[Collected data]
____

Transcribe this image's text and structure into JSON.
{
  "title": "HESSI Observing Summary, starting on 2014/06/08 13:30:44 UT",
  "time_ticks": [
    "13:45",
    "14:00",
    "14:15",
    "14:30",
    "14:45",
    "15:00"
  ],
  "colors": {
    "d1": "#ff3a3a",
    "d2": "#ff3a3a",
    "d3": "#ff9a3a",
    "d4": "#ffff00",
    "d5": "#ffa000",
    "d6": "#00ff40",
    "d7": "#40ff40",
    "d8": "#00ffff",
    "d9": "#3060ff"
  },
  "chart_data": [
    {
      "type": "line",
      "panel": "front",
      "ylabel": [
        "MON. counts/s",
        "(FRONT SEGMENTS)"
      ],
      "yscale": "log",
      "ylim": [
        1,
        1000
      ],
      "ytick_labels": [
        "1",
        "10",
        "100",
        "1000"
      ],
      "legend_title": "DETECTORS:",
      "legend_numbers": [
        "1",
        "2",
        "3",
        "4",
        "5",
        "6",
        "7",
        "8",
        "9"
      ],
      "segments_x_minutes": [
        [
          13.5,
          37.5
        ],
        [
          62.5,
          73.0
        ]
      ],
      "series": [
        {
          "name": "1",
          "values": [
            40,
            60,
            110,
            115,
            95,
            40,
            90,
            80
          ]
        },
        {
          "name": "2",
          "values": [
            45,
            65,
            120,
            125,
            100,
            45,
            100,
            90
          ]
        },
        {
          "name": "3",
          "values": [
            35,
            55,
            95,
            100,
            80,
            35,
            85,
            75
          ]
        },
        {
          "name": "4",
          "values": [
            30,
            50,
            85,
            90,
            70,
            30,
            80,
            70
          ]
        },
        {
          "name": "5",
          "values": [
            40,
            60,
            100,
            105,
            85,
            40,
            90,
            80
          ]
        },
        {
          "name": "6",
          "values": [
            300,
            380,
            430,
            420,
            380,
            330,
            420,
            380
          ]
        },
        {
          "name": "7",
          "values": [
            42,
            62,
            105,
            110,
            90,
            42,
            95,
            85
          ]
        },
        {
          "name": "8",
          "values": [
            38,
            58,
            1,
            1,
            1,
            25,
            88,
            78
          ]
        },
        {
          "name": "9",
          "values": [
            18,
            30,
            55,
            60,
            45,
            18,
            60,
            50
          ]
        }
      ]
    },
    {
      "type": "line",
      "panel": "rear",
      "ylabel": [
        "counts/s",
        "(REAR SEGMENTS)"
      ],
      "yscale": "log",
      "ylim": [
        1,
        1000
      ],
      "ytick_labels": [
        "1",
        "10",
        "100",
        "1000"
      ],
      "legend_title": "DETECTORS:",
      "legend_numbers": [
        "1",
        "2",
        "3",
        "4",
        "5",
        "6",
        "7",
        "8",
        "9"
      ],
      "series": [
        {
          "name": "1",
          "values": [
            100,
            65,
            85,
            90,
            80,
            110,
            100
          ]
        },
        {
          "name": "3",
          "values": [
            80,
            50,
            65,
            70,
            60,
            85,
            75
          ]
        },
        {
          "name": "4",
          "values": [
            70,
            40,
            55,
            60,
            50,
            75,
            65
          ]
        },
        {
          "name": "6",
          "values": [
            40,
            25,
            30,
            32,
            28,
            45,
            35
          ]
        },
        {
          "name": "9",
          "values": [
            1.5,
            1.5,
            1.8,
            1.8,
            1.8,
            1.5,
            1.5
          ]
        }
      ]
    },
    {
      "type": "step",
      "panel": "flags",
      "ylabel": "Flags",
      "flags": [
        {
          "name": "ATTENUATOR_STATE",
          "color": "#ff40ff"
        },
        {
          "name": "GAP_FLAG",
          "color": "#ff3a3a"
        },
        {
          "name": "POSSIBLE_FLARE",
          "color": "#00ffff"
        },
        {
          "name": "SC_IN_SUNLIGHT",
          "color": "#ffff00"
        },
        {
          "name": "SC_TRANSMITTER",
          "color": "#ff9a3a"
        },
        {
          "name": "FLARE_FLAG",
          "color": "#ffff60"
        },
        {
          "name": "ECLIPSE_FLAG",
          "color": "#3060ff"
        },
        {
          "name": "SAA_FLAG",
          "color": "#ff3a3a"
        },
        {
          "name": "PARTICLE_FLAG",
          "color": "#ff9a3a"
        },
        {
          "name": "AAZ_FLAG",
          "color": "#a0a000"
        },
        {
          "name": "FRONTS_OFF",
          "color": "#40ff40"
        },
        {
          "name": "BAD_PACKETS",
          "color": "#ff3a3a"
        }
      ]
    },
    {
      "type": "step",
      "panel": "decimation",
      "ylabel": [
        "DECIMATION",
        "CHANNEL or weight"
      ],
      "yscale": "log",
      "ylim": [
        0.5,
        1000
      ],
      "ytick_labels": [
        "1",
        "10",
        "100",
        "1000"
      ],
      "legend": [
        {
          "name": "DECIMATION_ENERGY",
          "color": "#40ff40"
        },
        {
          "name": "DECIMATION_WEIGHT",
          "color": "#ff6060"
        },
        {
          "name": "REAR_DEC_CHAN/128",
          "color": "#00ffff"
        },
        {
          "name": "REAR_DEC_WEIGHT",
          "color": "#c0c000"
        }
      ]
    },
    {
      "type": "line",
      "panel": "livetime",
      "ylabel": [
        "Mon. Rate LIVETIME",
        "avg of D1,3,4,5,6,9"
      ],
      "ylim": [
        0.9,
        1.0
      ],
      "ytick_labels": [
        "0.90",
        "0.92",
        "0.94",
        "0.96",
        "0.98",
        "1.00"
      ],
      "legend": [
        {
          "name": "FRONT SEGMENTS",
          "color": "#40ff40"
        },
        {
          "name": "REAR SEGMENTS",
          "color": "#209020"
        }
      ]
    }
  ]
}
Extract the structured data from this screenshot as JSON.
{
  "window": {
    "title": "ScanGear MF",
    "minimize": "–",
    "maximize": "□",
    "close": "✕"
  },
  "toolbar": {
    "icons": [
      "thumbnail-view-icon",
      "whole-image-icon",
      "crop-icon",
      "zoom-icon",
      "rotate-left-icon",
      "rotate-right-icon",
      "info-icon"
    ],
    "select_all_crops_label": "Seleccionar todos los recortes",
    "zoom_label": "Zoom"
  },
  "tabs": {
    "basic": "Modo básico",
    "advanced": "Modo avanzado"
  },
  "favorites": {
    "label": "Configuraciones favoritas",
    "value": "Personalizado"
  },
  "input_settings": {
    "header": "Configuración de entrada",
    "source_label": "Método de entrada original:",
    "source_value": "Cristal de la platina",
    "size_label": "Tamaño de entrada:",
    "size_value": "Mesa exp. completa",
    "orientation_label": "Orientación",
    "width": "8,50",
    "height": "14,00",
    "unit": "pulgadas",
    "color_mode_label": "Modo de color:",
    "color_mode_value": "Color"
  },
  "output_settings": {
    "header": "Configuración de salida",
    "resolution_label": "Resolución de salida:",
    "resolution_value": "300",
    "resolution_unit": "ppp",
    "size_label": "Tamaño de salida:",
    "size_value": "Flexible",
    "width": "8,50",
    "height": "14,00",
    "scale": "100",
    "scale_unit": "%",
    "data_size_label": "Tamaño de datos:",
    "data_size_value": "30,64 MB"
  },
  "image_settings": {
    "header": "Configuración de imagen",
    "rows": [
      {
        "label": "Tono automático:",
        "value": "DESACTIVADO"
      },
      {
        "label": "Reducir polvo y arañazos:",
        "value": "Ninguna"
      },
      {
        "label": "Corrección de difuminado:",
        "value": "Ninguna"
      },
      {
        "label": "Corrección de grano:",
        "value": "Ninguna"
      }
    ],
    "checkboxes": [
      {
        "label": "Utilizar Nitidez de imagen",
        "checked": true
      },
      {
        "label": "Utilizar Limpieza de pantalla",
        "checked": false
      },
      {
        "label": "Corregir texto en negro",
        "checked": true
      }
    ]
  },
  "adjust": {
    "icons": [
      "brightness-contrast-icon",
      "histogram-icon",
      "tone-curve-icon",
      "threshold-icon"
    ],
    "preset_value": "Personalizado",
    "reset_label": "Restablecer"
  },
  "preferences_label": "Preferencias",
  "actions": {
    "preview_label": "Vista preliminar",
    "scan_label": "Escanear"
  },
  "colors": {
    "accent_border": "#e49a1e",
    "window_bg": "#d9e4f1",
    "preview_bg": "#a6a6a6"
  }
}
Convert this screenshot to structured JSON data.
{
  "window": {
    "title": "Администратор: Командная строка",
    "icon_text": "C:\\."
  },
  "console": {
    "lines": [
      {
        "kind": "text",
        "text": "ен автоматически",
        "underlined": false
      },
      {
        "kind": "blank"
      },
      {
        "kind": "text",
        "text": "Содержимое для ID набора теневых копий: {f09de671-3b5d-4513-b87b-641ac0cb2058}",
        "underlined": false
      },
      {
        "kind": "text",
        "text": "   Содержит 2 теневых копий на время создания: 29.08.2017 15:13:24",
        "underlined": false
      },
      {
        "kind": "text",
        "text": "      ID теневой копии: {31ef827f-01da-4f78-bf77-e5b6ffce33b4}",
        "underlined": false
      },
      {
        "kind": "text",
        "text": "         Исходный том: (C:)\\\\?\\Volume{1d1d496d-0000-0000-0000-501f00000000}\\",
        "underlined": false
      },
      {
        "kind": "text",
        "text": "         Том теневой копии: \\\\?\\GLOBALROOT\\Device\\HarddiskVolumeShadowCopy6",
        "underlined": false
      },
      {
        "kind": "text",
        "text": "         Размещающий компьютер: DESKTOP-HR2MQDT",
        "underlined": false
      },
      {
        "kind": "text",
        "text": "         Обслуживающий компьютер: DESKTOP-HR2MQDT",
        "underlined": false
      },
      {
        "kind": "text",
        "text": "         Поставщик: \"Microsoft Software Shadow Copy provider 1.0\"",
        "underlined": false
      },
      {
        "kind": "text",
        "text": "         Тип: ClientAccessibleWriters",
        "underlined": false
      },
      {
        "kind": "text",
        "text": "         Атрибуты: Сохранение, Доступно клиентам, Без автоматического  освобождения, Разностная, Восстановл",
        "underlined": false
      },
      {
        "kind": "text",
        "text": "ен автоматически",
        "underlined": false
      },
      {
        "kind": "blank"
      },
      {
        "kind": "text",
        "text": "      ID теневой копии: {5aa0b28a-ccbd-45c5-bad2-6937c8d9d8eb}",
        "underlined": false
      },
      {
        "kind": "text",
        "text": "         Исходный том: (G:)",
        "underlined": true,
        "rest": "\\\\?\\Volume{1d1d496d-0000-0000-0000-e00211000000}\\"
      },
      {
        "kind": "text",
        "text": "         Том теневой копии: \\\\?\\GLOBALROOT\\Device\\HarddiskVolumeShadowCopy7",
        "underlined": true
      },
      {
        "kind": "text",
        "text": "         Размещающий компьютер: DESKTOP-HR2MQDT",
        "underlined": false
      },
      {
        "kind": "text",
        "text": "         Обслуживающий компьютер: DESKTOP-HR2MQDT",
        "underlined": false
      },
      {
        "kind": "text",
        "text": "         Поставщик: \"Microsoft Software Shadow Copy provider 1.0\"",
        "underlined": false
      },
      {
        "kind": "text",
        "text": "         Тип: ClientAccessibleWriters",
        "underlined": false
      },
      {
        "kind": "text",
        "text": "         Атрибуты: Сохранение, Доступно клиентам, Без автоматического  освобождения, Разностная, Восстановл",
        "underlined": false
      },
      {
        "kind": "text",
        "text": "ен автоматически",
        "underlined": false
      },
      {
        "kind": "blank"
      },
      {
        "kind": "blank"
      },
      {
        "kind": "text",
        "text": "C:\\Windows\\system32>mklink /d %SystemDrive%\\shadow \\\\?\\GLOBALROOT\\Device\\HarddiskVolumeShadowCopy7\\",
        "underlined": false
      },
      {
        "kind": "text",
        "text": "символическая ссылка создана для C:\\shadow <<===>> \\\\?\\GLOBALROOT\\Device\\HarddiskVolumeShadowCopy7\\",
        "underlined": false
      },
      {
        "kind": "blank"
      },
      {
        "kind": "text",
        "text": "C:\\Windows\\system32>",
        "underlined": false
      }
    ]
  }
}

____

Aim of the task: From the entries above, copy each line holding "imagen".

Correct result:
    "header": "Configuración de imagen",
        "label": "Utilizar Nitidez de imagen",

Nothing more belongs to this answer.